** Supplied material **
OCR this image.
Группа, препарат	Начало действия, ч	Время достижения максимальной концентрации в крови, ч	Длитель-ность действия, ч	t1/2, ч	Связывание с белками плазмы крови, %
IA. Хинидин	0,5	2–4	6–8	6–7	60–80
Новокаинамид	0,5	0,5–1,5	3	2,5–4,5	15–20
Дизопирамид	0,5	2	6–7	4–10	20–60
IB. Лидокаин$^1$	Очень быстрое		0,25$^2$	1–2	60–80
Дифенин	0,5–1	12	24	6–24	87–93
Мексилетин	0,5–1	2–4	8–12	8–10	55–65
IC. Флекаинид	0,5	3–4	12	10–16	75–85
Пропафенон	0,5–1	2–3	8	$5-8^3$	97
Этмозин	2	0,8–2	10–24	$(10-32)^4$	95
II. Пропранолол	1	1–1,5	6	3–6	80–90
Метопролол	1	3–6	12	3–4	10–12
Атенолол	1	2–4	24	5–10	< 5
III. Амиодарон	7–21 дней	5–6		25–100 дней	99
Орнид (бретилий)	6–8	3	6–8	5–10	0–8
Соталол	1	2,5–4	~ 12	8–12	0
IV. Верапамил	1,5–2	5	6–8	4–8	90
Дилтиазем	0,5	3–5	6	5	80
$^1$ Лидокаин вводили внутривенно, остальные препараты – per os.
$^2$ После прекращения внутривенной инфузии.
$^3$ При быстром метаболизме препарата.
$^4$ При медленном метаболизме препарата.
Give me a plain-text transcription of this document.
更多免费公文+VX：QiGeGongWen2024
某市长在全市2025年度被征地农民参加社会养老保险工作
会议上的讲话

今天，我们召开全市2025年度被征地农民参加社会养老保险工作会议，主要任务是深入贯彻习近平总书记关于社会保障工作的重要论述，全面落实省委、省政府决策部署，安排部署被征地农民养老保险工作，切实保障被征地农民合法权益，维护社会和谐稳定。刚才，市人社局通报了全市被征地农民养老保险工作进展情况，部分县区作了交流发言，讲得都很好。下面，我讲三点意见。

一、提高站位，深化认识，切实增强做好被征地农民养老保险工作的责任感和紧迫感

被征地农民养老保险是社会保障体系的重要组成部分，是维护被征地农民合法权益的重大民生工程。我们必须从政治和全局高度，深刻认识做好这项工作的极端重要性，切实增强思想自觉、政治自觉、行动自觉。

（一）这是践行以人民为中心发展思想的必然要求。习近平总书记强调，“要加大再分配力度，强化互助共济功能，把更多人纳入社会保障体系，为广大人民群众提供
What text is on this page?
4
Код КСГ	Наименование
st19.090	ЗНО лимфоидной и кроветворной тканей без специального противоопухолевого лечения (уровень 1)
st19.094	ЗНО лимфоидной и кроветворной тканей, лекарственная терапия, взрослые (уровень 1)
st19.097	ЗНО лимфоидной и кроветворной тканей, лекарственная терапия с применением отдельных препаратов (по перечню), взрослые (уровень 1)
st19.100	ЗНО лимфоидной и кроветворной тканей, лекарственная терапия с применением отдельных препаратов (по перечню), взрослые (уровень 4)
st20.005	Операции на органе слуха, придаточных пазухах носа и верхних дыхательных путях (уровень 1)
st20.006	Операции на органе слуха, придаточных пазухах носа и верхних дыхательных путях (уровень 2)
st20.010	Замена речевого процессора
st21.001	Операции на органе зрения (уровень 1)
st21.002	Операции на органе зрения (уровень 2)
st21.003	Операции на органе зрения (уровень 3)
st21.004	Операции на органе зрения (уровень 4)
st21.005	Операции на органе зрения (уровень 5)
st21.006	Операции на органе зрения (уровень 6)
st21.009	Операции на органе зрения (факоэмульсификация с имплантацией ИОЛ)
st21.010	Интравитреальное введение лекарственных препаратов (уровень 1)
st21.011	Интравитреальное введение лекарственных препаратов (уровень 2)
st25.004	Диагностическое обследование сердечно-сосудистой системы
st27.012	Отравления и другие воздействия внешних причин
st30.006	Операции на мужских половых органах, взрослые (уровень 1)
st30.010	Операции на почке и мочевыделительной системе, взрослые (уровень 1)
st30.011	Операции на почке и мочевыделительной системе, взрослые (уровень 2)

** Stated exercise **
Search the material above for "органе". Pull out each line where it shows up.

** Response below **
st20.005	Операции на органе слуха, придаточных пазухах носа и верхних дыхательных путях (уровень 1)
st20.006	Операции на органе слуха, придаточных пазухах носа и верхних дыхательных путях (уровень 2)
st21.001	Операции на органе зрения (уровень 1)
st21.002	Операции на органе зрения (уровень 2)
st21.003	Операции на органе зрения (уровень 3)
st21.004	Операции на органе зрения (уровень 4)
st21.005	Операции на органе зрения (уровень 5)
st21.006	Операции на органе зрения (уровень 6)
st21.009	Операции на органе зрения (факоэмульсификация с имплантацией ИОЛ)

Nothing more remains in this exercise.